What the task requires:
Print the data exactly, leaving nothing out.

-- Supplied data start --

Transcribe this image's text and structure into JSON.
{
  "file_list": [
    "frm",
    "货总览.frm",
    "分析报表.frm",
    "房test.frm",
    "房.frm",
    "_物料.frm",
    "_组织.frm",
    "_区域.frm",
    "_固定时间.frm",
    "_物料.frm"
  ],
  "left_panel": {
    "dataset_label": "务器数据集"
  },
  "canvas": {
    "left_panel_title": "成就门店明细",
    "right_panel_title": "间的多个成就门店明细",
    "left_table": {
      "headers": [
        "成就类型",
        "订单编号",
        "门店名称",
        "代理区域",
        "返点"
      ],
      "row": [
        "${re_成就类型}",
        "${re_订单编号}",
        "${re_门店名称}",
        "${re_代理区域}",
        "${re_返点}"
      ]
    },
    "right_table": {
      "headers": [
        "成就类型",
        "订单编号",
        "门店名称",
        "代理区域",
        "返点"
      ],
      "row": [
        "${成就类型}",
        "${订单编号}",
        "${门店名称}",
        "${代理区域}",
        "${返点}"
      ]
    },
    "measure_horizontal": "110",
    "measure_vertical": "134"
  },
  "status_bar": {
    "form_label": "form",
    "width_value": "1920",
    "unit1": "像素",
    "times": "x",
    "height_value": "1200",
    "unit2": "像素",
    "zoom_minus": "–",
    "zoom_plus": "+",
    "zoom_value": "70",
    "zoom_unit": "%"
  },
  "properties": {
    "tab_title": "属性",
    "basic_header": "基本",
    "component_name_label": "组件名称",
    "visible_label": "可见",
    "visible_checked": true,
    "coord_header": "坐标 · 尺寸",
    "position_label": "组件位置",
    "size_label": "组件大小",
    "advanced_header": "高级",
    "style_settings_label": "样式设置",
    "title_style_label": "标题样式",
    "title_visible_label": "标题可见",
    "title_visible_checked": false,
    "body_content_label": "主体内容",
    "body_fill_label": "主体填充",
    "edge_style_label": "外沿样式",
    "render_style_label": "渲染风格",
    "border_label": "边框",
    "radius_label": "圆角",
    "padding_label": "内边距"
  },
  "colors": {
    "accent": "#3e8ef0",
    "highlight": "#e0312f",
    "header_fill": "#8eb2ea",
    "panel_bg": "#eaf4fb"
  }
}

-- Supplied data end --

Answer in full:
Transcribe this image's text and structure into JSON.
{
  "file_list": [
    "frm",
    "货总览.frm",
    "分析报表.frm",
    "房test.frm",
    "房.frm",
    "_物料.frm",
    "_组织.frm",
    "_区域.frm",
    "_固定时间.frm",
    "_物料.frm"
  ],
  "left_panel": {
    "dataset_label": "务器数据集"
  },
  "canvas": {
    "left_panel_title": "成就门店明细",
    "right_panel_title": "间的多个成就门店明细",
    "left_table": {
      "headers": [
        "成就类型",
        "订单编号",
        "门店名称",
        "代理区域",
        "返点"
      ],
      "row": [
        "${re_成就类型}",
        "${re_订单编号}",
        "${re_门店名称}",
        "${re_代理区域}",
        "${re_返点}"
      ]
    },
    "right_table": {
      "headers": [
        "成就类型",
        "订单编号",
        "门店名称",
        "代理区域",
        "返点"
      ],
      "row": [
        "${成就类型}",
        "${订单编号}",
        "${门店名称}",
        "${代理区域}",
        "${返点}"
      ]
    },
    "measure_horizontal": "110",
    "measure_vertical": "134"
  },
  "status_bar": {
    "form_label": "form",
    "width_value": "1920",
    "unit1": "像素",
    "times": "x",
    "height_value": "1200",
    "unit2": "像素",
    "zoom_minus": "–",
    "zoom_plus": "+",
    "zoom_value": "70",
    "zoom_unit": "%"
  },
  "properties": {
    "tab_title": "属性",
    "basic_header": "基本",
    "component_name_label": "组件名称",
    "visible_label": "可见",
    "visible_checked": true,
    "coord_header": "坐标 · 尺寸",
    "position_label": "组件位置",
    "size_label": "组件大小",
    "advanced_header": "高级",
    "style_settings_label": "样式设置",
    "title_style_label": "标题样式",
    "title_visible_label": "标题可见",
    "title_visible_checked": false,
    "body_content_label": "主体内容",
    "body_fill_label": "主体填充",
    "edge_style_label": "外沿样式",
    "render_style_label": "渲染风格",
    "border_label": "边框",
    "radius_label": "圆角",
    "padding_label": "内边距"
  },
  "colors": {
    "accent": "#3e8ef0",
    "highlight": "#e0312f",
    "header_fill": "#8eb2ea",
    "panel_bg": "#eaf4fb"
  }
}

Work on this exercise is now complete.